Excerpts from a dataset

----------------------------------------

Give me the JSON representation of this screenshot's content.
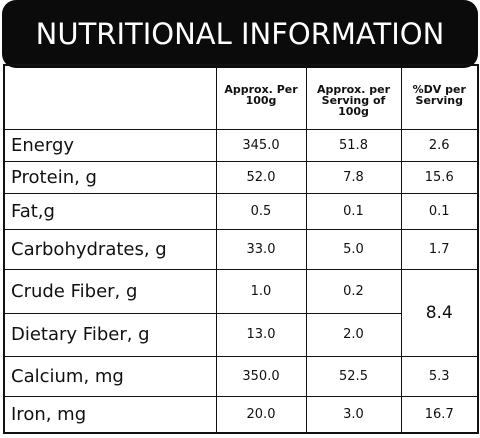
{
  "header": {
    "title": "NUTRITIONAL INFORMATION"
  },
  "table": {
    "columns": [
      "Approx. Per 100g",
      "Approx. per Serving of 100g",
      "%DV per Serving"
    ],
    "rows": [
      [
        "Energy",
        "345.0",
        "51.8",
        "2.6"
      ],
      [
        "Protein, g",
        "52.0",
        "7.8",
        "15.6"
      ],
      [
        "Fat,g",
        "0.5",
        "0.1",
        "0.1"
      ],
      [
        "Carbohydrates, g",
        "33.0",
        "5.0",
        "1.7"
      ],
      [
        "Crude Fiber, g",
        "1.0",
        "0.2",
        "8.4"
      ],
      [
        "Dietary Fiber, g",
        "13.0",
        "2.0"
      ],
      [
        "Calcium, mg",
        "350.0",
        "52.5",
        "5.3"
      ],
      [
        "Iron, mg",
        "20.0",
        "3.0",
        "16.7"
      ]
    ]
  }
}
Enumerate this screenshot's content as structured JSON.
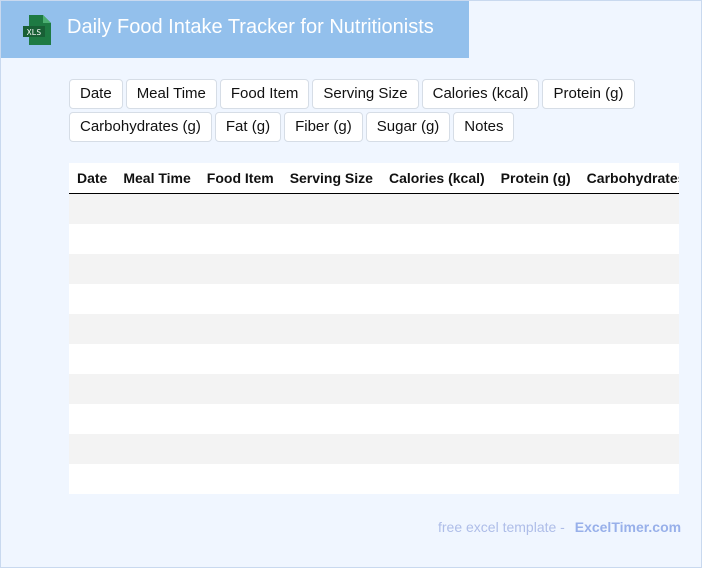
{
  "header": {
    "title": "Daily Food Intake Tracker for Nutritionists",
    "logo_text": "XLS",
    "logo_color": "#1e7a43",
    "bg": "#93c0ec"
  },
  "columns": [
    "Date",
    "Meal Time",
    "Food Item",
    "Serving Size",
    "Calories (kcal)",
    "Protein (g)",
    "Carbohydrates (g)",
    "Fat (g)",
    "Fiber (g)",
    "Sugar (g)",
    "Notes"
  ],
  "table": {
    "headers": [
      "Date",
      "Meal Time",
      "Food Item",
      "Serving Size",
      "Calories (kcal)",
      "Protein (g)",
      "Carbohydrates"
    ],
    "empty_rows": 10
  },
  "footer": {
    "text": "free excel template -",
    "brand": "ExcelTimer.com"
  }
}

----------------------------------------

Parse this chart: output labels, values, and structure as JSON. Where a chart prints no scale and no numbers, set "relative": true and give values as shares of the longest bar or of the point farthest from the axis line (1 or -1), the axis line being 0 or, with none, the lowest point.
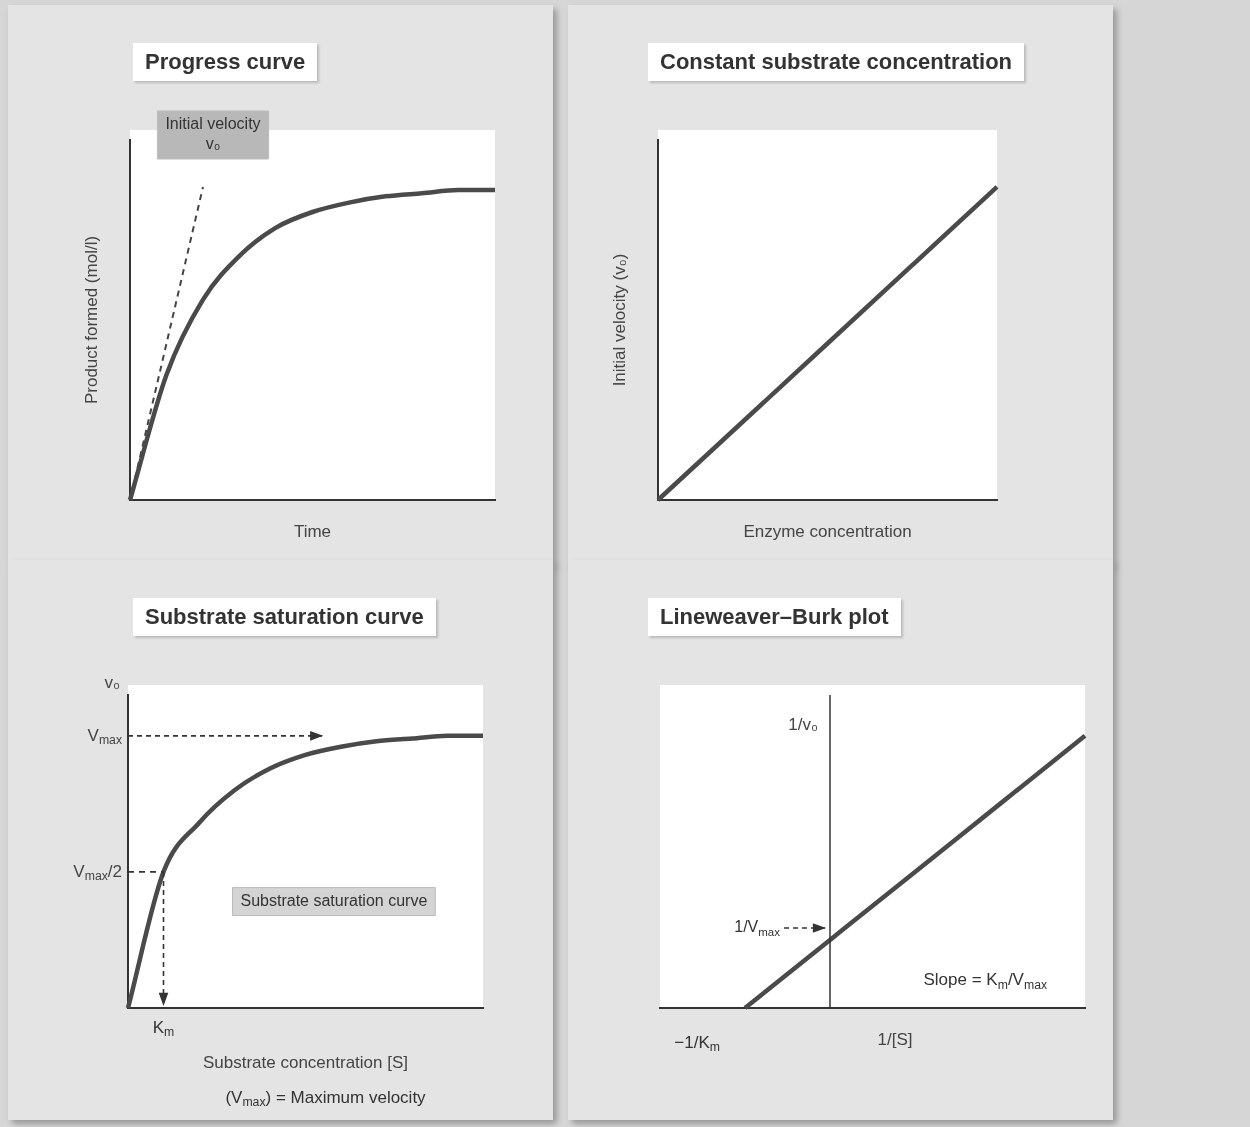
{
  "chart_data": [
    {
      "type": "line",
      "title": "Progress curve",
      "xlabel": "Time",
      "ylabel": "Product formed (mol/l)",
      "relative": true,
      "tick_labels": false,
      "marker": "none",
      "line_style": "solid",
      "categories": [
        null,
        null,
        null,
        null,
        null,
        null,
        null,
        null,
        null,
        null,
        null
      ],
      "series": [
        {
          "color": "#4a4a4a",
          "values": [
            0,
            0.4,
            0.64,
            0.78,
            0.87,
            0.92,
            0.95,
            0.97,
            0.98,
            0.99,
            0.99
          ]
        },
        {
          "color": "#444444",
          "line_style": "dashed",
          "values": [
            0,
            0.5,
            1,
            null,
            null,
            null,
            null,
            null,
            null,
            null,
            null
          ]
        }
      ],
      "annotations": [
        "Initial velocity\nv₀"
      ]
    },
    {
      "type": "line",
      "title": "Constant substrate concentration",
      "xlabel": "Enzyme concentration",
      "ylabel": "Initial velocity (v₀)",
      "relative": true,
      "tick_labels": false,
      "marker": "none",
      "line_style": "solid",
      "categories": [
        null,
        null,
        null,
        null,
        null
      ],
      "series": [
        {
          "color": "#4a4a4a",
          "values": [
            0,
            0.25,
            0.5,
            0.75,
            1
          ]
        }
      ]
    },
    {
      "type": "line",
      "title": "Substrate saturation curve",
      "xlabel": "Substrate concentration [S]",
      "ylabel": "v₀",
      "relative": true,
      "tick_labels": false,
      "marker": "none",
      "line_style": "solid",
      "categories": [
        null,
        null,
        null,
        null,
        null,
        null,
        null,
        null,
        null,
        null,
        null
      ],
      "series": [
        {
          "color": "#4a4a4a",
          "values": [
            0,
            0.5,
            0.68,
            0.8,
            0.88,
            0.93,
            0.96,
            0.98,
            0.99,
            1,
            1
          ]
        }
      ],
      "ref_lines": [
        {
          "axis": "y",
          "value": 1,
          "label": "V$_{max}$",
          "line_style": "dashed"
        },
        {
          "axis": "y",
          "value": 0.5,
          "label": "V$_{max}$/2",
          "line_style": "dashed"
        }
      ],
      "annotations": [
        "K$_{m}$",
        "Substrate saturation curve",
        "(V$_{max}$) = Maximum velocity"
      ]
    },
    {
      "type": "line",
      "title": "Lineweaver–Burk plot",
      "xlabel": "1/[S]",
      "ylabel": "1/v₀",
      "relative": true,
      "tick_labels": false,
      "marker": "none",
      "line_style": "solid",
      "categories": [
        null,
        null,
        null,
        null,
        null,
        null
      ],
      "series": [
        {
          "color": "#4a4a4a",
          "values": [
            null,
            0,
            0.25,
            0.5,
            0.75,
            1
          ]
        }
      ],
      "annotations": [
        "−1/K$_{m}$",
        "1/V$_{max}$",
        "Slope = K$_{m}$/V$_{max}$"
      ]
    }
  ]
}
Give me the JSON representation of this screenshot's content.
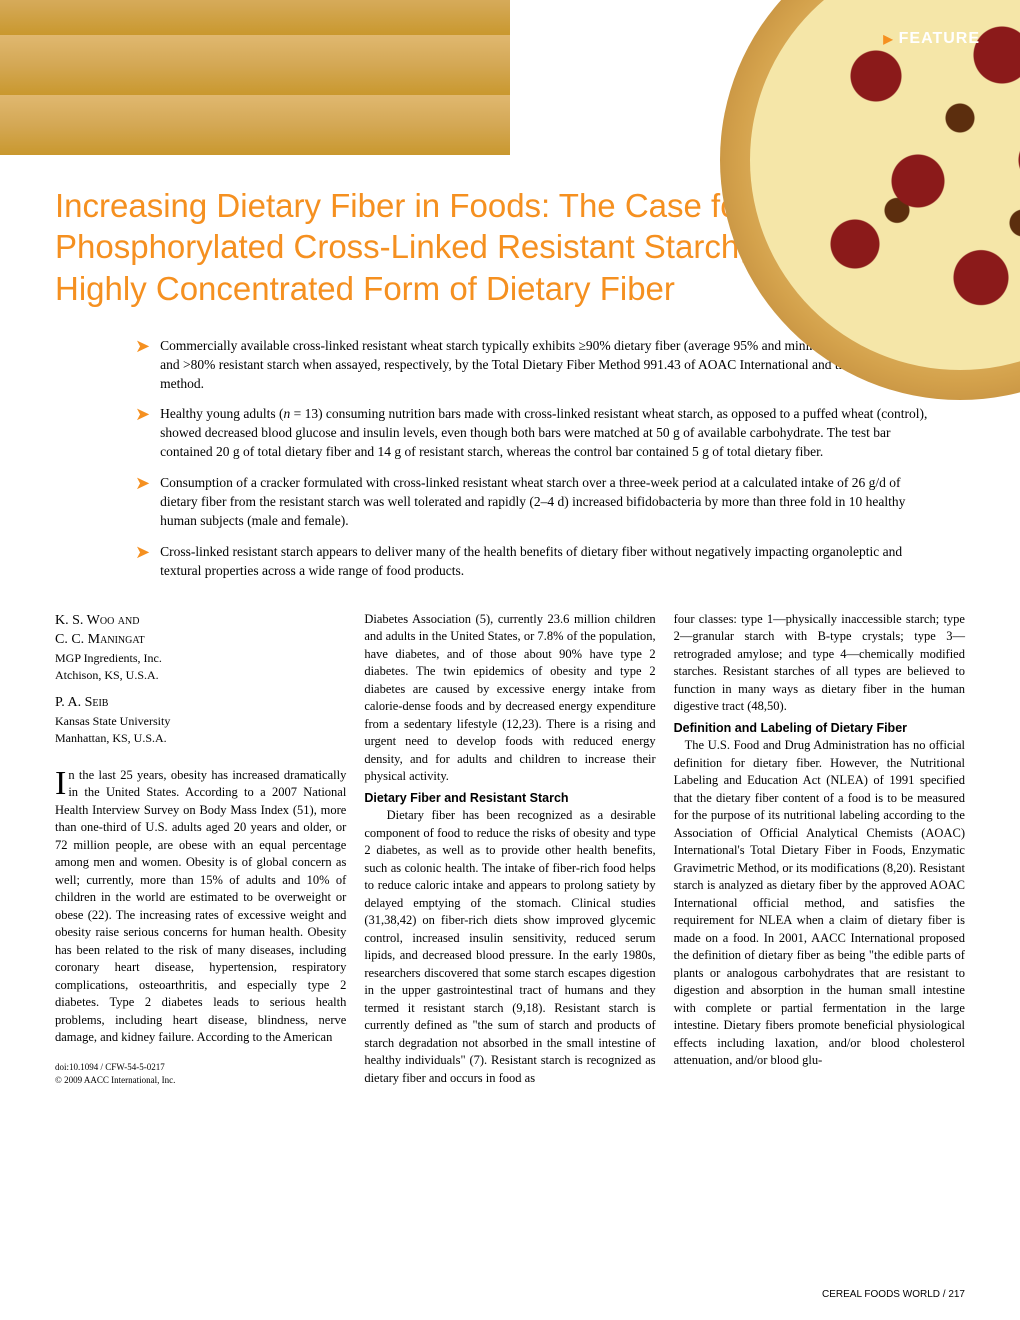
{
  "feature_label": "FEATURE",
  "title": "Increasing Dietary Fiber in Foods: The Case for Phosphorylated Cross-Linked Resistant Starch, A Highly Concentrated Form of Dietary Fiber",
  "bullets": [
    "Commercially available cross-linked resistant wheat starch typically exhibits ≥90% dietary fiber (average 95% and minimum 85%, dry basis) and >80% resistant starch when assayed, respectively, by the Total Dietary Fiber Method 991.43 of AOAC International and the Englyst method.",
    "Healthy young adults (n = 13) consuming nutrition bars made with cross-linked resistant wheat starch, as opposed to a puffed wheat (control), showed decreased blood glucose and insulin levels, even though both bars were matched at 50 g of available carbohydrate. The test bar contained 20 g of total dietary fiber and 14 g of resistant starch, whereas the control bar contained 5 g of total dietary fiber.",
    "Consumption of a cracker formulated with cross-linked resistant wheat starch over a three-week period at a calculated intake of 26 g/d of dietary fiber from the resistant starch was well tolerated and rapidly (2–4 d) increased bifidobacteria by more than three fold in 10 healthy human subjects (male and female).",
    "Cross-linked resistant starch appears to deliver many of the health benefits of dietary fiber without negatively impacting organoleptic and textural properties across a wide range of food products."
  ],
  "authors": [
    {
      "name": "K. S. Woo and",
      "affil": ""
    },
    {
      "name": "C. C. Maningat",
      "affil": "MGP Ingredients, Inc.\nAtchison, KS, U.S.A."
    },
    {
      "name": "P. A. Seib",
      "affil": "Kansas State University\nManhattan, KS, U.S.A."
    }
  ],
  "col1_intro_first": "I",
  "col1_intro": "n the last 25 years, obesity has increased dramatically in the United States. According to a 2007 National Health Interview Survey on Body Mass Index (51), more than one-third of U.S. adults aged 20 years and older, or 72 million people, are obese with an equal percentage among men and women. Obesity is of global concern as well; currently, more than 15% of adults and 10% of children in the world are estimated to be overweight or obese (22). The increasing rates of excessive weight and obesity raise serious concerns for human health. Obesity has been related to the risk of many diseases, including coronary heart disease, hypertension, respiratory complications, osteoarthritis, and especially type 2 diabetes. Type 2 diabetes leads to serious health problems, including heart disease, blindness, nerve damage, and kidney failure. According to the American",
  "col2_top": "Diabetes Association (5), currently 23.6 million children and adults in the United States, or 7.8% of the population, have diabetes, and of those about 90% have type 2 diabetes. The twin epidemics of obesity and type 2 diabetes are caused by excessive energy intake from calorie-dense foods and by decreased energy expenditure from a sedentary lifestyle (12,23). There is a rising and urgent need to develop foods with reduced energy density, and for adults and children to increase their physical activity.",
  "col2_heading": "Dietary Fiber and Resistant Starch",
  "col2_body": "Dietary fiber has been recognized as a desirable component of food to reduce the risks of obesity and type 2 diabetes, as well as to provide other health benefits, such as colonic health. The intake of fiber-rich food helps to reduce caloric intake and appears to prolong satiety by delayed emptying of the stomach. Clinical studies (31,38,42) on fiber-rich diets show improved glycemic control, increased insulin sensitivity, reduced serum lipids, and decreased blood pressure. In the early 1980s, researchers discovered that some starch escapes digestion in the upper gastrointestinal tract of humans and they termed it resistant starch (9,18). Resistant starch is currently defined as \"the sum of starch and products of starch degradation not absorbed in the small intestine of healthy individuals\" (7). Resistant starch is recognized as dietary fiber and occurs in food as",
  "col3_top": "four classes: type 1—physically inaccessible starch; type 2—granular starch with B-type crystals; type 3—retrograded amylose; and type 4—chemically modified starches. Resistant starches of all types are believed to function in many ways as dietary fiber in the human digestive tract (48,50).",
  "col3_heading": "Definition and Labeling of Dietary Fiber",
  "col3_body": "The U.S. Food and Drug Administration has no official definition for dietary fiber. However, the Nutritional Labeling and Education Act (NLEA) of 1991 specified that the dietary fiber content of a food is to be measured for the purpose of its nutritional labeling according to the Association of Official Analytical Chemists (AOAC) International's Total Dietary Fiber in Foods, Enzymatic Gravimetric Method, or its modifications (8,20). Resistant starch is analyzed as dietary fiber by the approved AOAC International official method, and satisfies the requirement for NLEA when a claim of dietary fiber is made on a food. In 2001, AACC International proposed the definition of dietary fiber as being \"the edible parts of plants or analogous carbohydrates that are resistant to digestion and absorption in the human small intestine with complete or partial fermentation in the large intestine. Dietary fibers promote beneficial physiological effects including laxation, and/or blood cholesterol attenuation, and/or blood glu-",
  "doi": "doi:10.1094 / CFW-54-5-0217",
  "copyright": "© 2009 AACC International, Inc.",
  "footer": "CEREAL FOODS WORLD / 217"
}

----------------------------------------

TASK OBJECTIVE - Copy out each line of the data that has the word "this" in it.

WRITTEN SOLUTION -
Give me the JSON representation of this screenshot's content.
Enumerate this screenshot's content as structured JSON.
Parse this chart: output labels, values, and structure as JSON. Where a chart prints no scale and no numbers, set "relative": true and give values as shares of the longest bar or of the point farthest from the axis line (1 or -1), the axis line being 0 or, with none, the lowest point.
Give me the JSON representation of this screenshot's content.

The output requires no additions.